STORED DATA:
————
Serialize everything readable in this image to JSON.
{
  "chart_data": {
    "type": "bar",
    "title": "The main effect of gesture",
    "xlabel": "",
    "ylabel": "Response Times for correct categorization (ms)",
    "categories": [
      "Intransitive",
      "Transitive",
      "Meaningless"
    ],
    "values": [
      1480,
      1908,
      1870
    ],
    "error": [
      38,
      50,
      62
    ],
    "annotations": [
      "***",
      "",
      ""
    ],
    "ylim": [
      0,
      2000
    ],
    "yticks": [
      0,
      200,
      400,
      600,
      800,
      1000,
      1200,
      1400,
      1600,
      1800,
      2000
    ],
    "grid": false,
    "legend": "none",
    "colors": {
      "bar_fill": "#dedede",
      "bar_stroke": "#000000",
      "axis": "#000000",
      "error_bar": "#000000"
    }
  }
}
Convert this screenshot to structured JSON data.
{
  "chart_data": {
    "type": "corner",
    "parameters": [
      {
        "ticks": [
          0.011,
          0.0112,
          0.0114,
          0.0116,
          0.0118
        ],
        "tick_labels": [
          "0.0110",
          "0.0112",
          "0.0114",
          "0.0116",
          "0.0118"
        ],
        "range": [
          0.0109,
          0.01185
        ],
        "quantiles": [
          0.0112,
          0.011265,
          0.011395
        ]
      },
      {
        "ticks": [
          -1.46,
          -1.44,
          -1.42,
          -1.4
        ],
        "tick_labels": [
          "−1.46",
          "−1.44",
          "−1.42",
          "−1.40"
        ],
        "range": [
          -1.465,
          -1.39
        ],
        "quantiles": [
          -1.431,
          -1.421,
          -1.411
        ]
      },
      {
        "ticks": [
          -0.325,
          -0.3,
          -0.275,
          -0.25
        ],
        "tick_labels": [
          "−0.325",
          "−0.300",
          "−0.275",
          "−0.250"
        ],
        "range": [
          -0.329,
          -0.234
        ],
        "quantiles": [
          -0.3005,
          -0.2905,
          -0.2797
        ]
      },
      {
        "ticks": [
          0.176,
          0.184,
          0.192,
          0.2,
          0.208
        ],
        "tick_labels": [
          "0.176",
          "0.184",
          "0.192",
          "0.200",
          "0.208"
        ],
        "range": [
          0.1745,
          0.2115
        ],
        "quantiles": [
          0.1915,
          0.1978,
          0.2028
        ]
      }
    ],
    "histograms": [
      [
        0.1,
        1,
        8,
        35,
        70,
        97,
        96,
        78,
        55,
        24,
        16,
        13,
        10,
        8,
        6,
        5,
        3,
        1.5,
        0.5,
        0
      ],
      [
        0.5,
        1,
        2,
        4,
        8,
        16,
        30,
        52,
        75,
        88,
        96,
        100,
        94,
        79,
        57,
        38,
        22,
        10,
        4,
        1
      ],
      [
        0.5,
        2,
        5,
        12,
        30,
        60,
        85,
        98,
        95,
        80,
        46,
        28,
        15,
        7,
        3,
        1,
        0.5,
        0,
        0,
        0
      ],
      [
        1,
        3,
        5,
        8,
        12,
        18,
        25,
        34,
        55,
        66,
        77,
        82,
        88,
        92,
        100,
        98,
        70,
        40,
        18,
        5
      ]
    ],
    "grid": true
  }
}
————
EXERCISE PROMPT: Generate an exact reproduction of all entries.

EXERCISE RESULT:
Serialize everything readable in this image to JSON.
{
  "chart_data": {
    "type": "bar",
    "title": "The main effect of gesture",
    "xlabel": "",
    "ylabel": "Response Times for correct categorization (ms)",
    "categories": [
      "Intransitive",
      "Transitive",
      "Meaningless"
    ],
    "values": [
      1480,
      1908,
      1870
    ],
    "error": [
      38,
      50,
      62
    ],
    "annotations": [
      "***",
      "",
      ""
    ],
    "ylim": [
      0,
      2000
    ],
    "yticks": [
      0,
      200,
      400,
      600,
      800,
      1000,
      1200,
      1400,
      1600,
      1800,
      2000
    ],
    "grid": false,
    "legend": "none",
    "colors": {
      "bar_fill": "#dedede",
      "bar_stroke": "#000000",
      "axis": "#000000",
      "error_bar": "#000000"
    }
  }
}
Convert this screenshot to structured JSON data.
{
  "chart_data": {
    "type": "corner",
    "parameters": [
      {
        "ticks": [
          0.011,
          0.0112,
          0.0114,
          0.0116,
          0.0118
        ],
        "tick_labels": [
          "0.0110",
          "0.0112",
          "0.0114",
          "0.0116",
          "0.0118"
        ],
        "range": [
          0.0109,
          0.01185
        ],
        "quantiles": [
          0.0112,
          0.011265,
          0.011395
        ]
      },
      {
        "ticks": [
          -1.46,
          -1.44,
          -1.42,
          -1.4
        ],
        "tick_labels": [
          "−1.46",
          "−1.44",
          "−1.42",
          "−1.40"
        ],
        "range": [
          -1.465,
          -1.39
        ],
        "quantiles": [
          -1.431,
          -1.421,
          -1.411
        ]
      },
      {
        "ticks": [
          -0.325,
          -0.3,
          -0.275,
          -0.25
        ],
        "tick_labels": [
          "−0.325",
          "−0.300",
          "−0.275",
          "−0.250"
        ],
        "range": [
          -0.329,
          -0.234
        ],
        "quantiles": [
          -0.3005,
          -0.2905,
          -0.2797
        ]
      },
      {
        "ticks": [
          0.176,
          0.184,
          0.192,
          0.2,
          0.208
        ],
        "tick_labels": [
          "0.176",
          "0.184",
          "0.192",
          "0.200",
          "0.208"
        ],
        "range": [
          0.1745,
          0.2115
        ],
        "quantiles": [
          0.1915,
          0.1978,
          0.2028
        ]
      }
    ],
    "histograms": [
      [
        0.1,
        1,
        8,
        35,
        70,
        97,
        96,
        78,
        55,
        24,
        16,
        13,
        10,
        8,
        6,
        5,
        3,
        1.5,
        0.5,
        0
      ],
      [
        0.5,
        1,
        2,
        4,
        8,
        16,
        30,
        52,
        75,
        88,
        96,
        100,
        94,
        79,
        57,
        38,
        22,
        10,
        4,
        1
      ],
      [
        0.5,
        2,
        5,
        12,
        30,
        60,
        85,
        98,
        95,
        80,
        46,
        28,
        15,
        7,
        3,
        1,
        0.5,
        0,
        0,
        0
      ],
      [
        1,
        3,
        5,
        8,
        12,
        18,
        25,
        34,
        55,
        66,
        77,
        82,
        88,
        92,
        100,
        98,
        70,
        40,
        18,
        5
      ]
    ],
    "grid": true
  }
}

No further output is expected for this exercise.